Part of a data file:

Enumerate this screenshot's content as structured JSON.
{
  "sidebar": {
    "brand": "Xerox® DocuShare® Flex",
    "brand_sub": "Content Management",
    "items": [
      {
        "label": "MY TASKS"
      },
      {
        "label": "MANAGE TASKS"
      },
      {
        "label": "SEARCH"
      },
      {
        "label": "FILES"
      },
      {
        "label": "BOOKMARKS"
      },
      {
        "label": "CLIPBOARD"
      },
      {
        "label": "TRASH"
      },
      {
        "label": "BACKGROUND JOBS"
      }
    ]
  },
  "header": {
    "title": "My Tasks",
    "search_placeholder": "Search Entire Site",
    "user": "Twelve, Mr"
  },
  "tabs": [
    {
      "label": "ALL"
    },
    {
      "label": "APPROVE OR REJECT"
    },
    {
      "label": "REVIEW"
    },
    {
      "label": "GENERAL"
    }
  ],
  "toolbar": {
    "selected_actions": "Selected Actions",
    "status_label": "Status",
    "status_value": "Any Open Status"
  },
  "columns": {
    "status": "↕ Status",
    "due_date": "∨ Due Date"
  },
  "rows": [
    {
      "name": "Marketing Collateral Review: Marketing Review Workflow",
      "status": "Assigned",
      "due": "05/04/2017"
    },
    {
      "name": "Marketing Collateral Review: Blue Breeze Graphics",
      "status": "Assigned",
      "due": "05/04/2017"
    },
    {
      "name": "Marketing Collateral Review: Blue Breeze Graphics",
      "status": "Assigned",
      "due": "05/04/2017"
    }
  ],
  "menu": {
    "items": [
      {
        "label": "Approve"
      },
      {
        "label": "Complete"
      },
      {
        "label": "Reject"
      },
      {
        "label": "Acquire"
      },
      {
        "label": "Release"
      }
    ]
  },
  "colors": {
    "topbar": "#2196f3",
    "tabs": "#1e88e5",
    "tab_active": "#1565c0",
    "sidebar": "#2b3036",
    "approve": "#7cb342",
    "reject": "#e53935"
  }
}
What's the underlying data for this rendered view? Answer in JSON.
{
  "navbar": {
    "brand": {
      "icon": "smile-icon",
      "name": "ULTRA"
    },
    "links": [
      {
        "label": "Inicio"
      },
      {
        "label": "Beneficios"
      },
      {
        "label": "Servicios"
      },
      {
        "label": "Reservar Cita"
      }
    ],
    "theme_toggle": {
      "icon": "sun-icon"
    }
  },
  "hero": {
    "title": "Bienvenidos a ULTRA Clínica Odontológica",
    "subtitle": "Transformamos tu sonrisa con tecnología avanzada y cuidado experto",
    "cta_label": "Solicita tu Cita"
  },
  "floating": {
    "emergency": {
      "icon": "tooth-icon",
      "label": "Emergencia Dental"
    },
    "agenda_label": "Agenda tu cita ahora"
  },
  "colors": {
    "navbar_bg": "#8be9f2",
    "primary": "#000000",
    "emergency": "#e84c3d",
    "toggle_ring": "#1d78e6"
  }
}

• Direction:
Starting at the line that contains "What's the underlying", quote each remaining line of the entries above, unchanged.

• Response for this exercise:
What's the underlying data for this rendered view? Answer in JSON.
{
  "navbar": {
    "brand": {
      "icon": "smile-icon",
      "name": "ULTRA"
    },
    "links": [
      {
        "label": "Inicio"
      },
      {
        "label": "Beneficios"
      },
      {
        "label": "Servicios"
      },
      {
        "label": "Reservar Cita"
      }
    ],
    "theme_toggle": {
      "icon": "sun-icon"
    }
  },
  "hero": {
    "title": "Bienvenidos a ULTRA Clínica Odontológica",
    "subtitle": "Transformamos tu sonrisa con tecnología avanzada y cuidado experto",
    "cta_label": "Solicita tu Cita"
  },
  "floating": {
    "emergency": {
      "icon": "tooth-icon",
      "label": "Emergencia Dental"
    },
    "agenda_label": "Agenda tu cita ahora"
  },
  "colors": {
    "navbar_bg": "#8be9f2",
    "primary": "#000000",
    "emergency": "#e84c3d",
    "toggle_ring": "#1d78e6"
  }
}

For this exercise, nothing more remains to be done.